**WORK INSTRUCTIONS**
Please transcribe the listing below in full and word for word, without its pictures.

═════ EXERCISE INPUT

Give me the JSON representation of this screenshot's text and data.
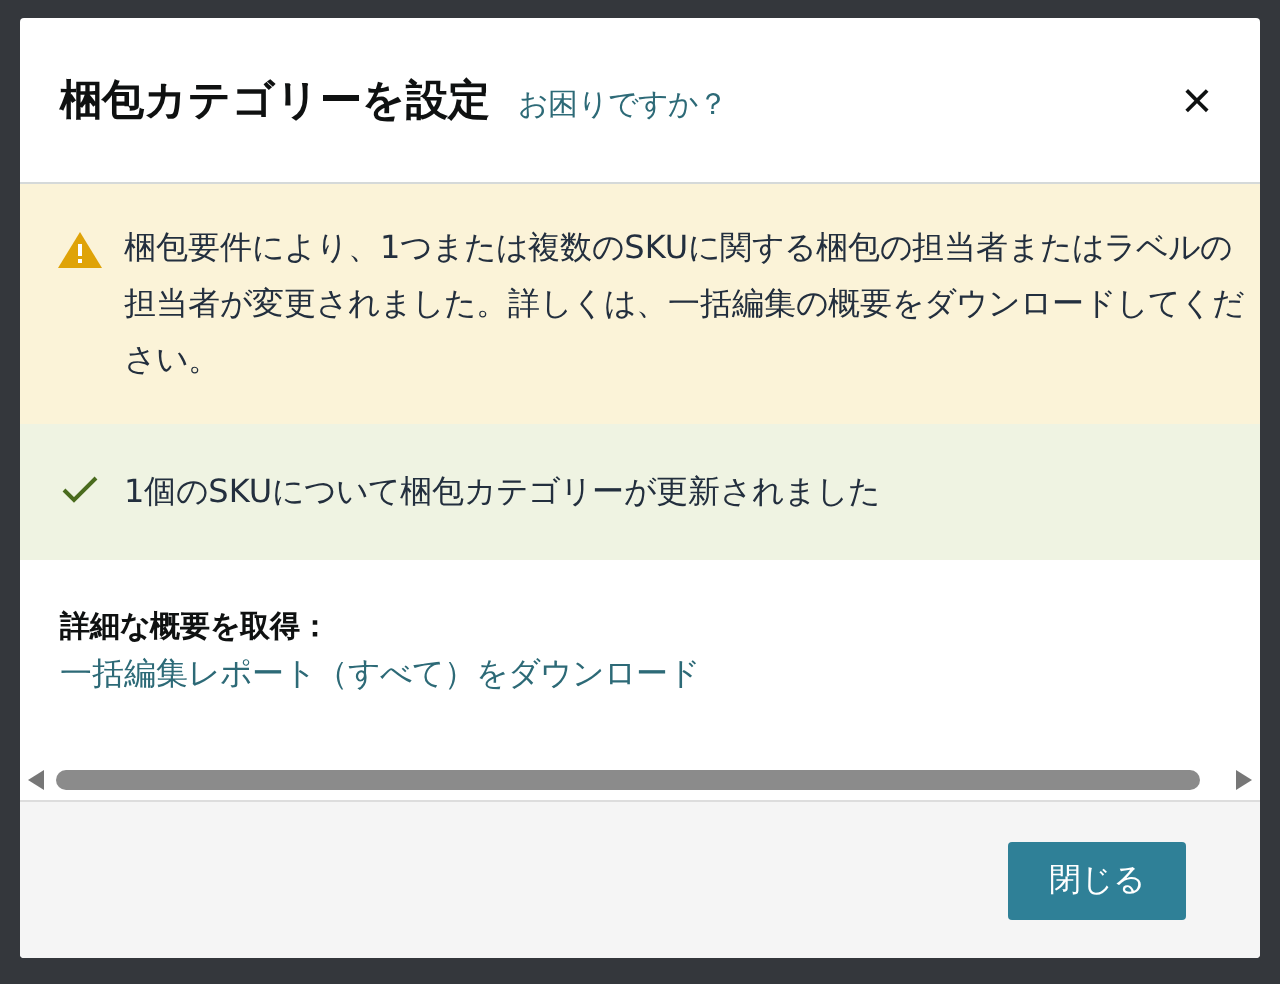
{
  "dialog": {
    "title": "梱包カテゴリーを設定",
    "help_link": "お困りですか？",
    "close": "×"
  },
  "alerts": [
    {
      "kind": "warning",
      "text": "梱包要件により、1つまたは複数のSKUに関する梱包の担当者またはラベルの担当者が変更されました。詳しくは、一括編集の概要をダウンロードしてください。"
    },
    {
      "kind": "success",
      "text": "1個のSKUについて梱包カテゴリーが更新されました"
    }
  ],
  "summary": {
    "heading": "詳細な概要を取得：",
    "link": "一括編集レポート（すべて）をダウンロード"
  },
  "buttons": [
    "閉じる"
  ]
}
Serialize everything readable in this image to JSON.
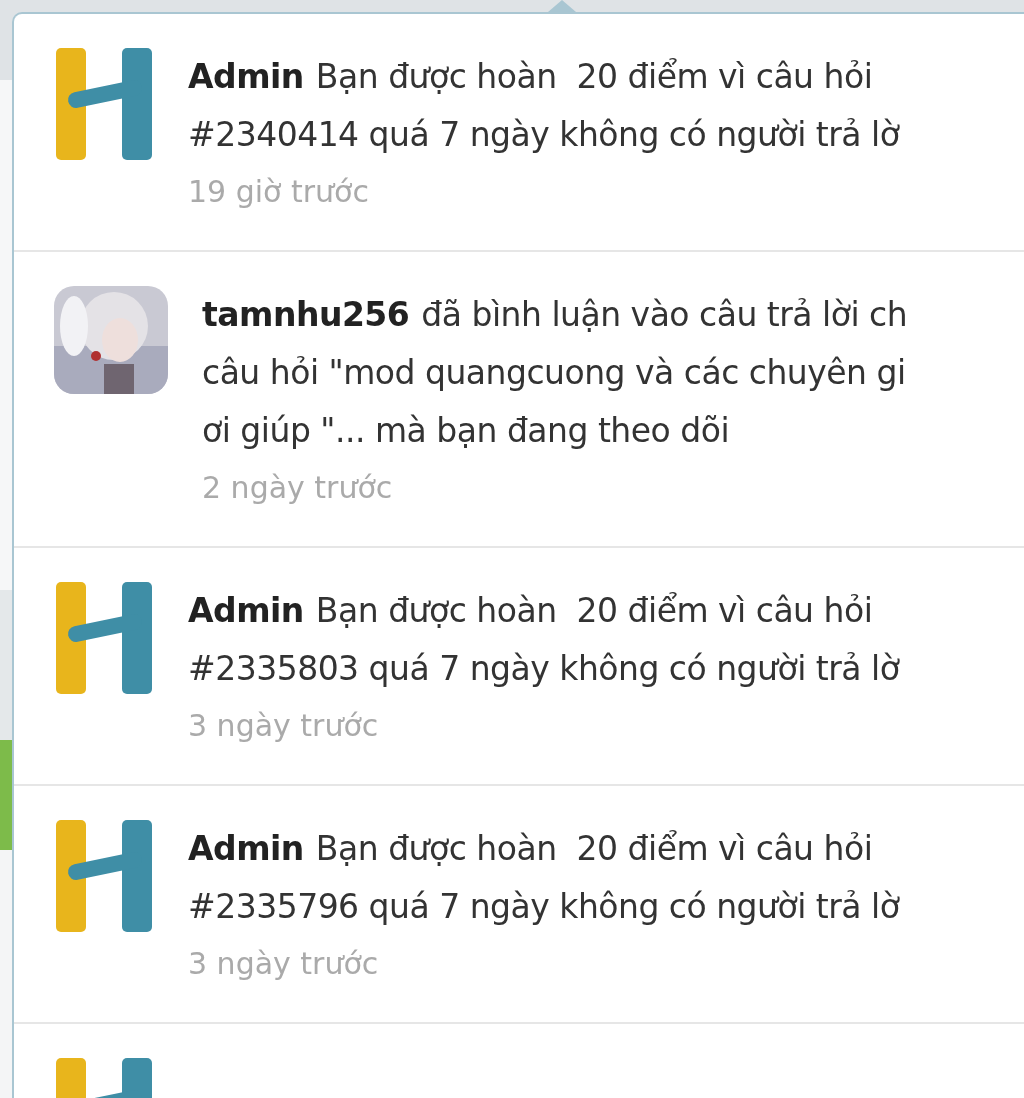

══════════

**THE SOLUTION**
Give me the JSON representation of this screenshot's text and data.
{
  "dialog": {
    "title": "梱包カテゴリーを設定",
    "help_link": "お困りですか？",
    "close": "×"
  },
  "alerts": [
    {
      "kind": "warning",
      "text": "梱包要件により、1つまたは複数のSKUに関する梱包の担当者またはラベルの担当者が変更されました。詳しくは、一括編集の概要をダウンロードしてください。"
    },
    {
      "kind": "success",
      "text": "1個のSKUについて梱包カテゴリーが更新されました"
    }
  ],
  "summary": {
    "heading": "詳細な概要を取得：",
    "link": "一括編集レポート（すべて）をダウンロード"
  },
  "buttons": [
    "閉じる"
  ]
}
Serialize everything readable in this image to JSON.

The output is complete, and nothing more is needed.